YOUR TASK
Copy all the data exactly, except the pictures.

Figure content listings
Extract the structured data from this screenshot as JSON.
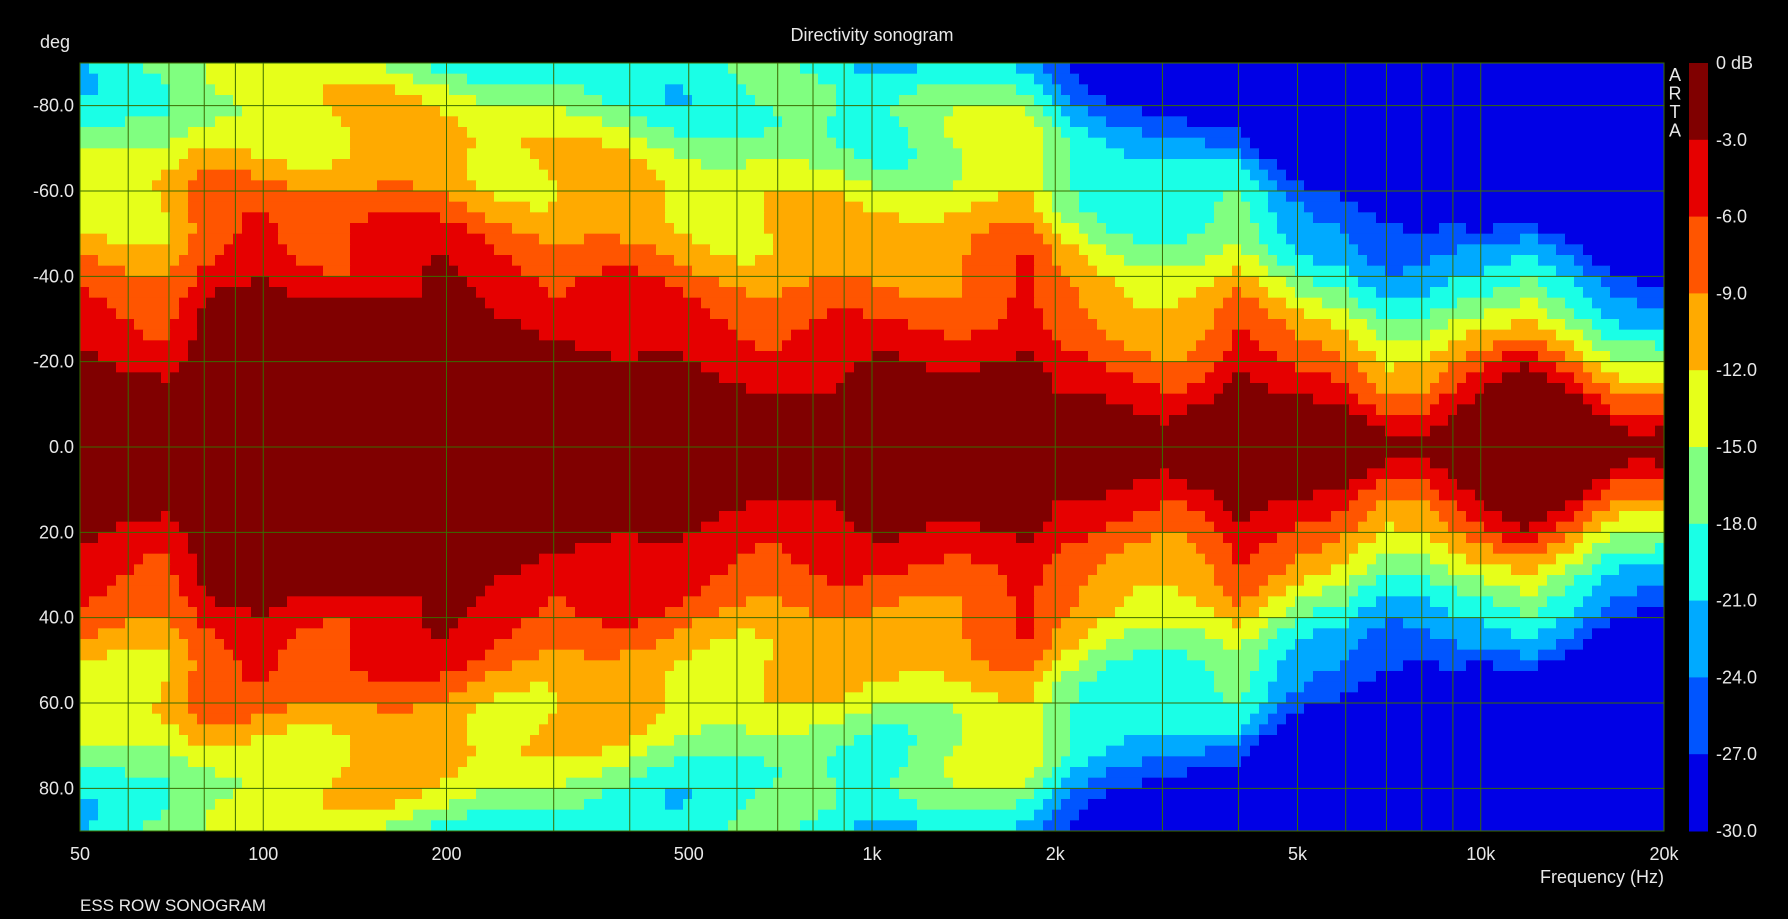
{
  "chart_data": {
    "type": "heatmap",
    "title": "Directivity sonogram",
    "xlabel": "Frequency (Hz)",
    "ylabel": "deg",
    "footer": "ESS ROW SONOGRAM",
    "watermark": "ARTA",
    "xscale": "log",
    "xlim": [
      50,
      20000
    ],
    "ylim": [
      -90,
      90
    ],
    "grid": true,
    "x_ticks": [
      {
        "value": 50,
        "label": "50"
      },
      {
        "value": 100,
        "label": "100"
      },
      {
        "value": 200,
        "label": "200"
      },
      {
        "value": 500,
        "label": "500"
      },
      {
        "value": 1000,
        "label": "1k"
      },
      {
        "value": 2000,
        "label": "2k"
      },
      {
        "value": 5000,
        "label": "5k"
      },
      {
        "value": 10000,
        "label": "10k"
      },
      {
        "value": 20000,
        "label": "20k"
      }
    ],
    "x_minor_grid": [
      60,
      70,
      80,
      90,
      300,
      400,
      600,
      700,
      800,
      900,
      3000,
      4000,
      6000,
      7000,
      8000,
      9000
    ],
    "y_ticks": [
      {
        "value": -80,
        "label": "-80.0"
      },
      {
        "value": -60,
        "label": "-60.0"
      },
      {
        "value": -40,
        "label": "-40.0"
      },
      {
        "value": -20,
        "label": "-20.0"
      },
      {
        "value": 0,
        "label": "0.0"
      },
      {
        "value": 20,
        "label": "20.0"
      },
      {
        "value": 40,
        "label": "40.0"
      },
      {
        "value": 60,
        "label": "60.0"
      },
      {
        "value": 80,
        "label": "80.0"
      }
    ],
    "colorbar": {
      "levels": [
        {
          "label": "0 dB",
          "color": "#800000"
        },
        {
          "label": "-3.0",
          "color": "#e60000"
        },
        {
          "label": "-6.0",
          "color": "#ff5500"
        },
        {
          "label": "-9.0",
          "color": "#ffaa00"
        },
        {
          "label": "-12.0",
          "color": "#e6ff1a"
        },
        {
          "label": "-15.0",
          "color": "#80ff80"
        },
        {
          "label": "-18.0",
          "color": "#1affe6"
        },
        {
          "label": "-21.0",
          "color": "#00aaff"
        },
        {
          "label": "-24.0",
          "color": "#0055ff"
        },
        {
          "label": "-27.0",
          "color": "#0000e6"
        },
        {
          "label": "-30.0",
          "color": null
        }
      ]
    },
    "beamwidth_profile_6dB": {
      "description_free": true,
      "freq": [
        50,
        60,
        70,
        80,
        100,
        150,
        200,
        250,
        300,
        400,
        500,
        600,
        700,
        800,
        1000,
        1300,
        1600,
        1800,
        2000,
        2300,
        2600,
        3000,
        3500,
        4000,
        4500,
        5000,
        6000,
        7000,
        8000,
        10000,
        12000,
        14000,
        17000,
        20000
      ],
      "half_angle_deg": [
        18,
        18,
        16,
        28,
        36,
        35,
        34,
        30,
        25,
        20,
        16,
        14,
        13,
        13,
        12,
        16,
        20,
        22,
        7,
        5,
        5,
        6,
        10,
        17,
        11,
        9,
        9,
        3,
        3,
        10,
        18,
        13,
        4,
        3
      ]
    }
  }
}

EXPECTED ANSWER
Extract the structured data from this screenshot as JSON.
{
  "chart_data": {
    "type": "heatmap",
    "title": "Directivity sonogram",
    "xlabel": "Frequency (Hz)",
    "ylabel": "deg",
    "footer": "ESS ROW SONOGRAM",
    "watermark": "ARTA",
    "xscale": "log",
    "xlim": [
      50,
      20000
    ],
    "ylim": [
      -90,
      90
    ],
    "grid": true,
    "x_ticks": [
      {
        "value": 50,
        "label": "50"
      },
      {
        "value": 100,
        "label": "100"
      },
      {
        "value": 200,
        "label": "200"
      },
      {
        "value": 500,
        "label": "500"
      },
      {
        "value": 1000,
        "label": "1k"
      },
      {
        "value": 2000,
        "label": "2k"
      },
      {
        "value": 5000,
        "label": "5k"
      },
      {
        "value": 10000,
        "label": "10k"
      },
      {
        "value": 20000,
        "label": "20k"
      }
    ],
    "x_minor_grid": [
      60,
      70,
      80,
      90,
      300,
      400,
      600,
      700,
      800,
      900,
      3000,
      4000,
      6000,
      7000,
      8000,
      9000
    ],
    "y_ticks": [
      {
        "value": -80,
        "label": "-80.0"
      },
      {
        "value": -60,
        "label": "-60.0"
      },
      {
        "value": -40,
        "label": "-40.0"
      },
      {
        "value": -20,
        "label": "-20.0"
      },
      {
        "value": 0,
        "label": "0.0"
      },
      {
        "value": 20,
        "label": "20.0"
      },
      {
        "value": 40,
        "label": "40.0"
      },
      {
        "value": 60,
        "label": "60.0"
      },
      {
        "value": 80,
        "label": "80.0"
      }
    ],
    "colorbar": {
      "levels": [
        {
          "label": "0 dB",
          "color": "#800000"
        },
        {
          "label": "-3.0",
          "color": "#e60000"
        },
        {
          "label": "-6.0",
          "color": "#ff5500"
        },
        {
          "label": "-9.0",
          "color": "#ffaa00"
        },
        {
          "label": "-12.0",
          "color": "#e6ff1a"
        },
        {
          "label": "-15.0",
          "color": "#80ff80"
        },
        {
          "label": "-18.0",
          "color": "#1affe6"
        },
        {
          "label": "-21.0",
          "color": "#00aaff"
        },
        {
          "label": "-24.0",
          "color": "#0055ff"
        },
        {
          "label": "-27.0",
          "color": "#0000e6"
        },
        {
          "label": "-30.0",
          "color": null
        }
      ]
    },
    "beamwidth_profile_6dB": {
      "description_free": true,
      "freq": [
        50,
        60,
        70,
        80,
        100,
        150,
        200,
        250,
        300,
        400,
        500,
        600,
        700,
        800,
        1000,
        1300,
        1600,
        1800,
        2000,
        2300,
        2600,
        3000,
        3500,
        4000,
        4500,
        5000,
        6000,
        7000,
        8000,
        10000,
        12000,
        14000,
        17000,
        20000
      ],
      "half_angle_deg": [
        18,
        18,
        16,
        28,
        36,
        35,
        34,
        30,
        25,
        20,
        16,
        14,
        13,
        13,
        12,
        16,
        20,
        22,
        7,
        5,
        5,
        6,
        10,
        17,
        11,
        9,
        9,
        3,
        3,
        10,
        18,
        13,
        4,
        3
      ]
    }
  }
}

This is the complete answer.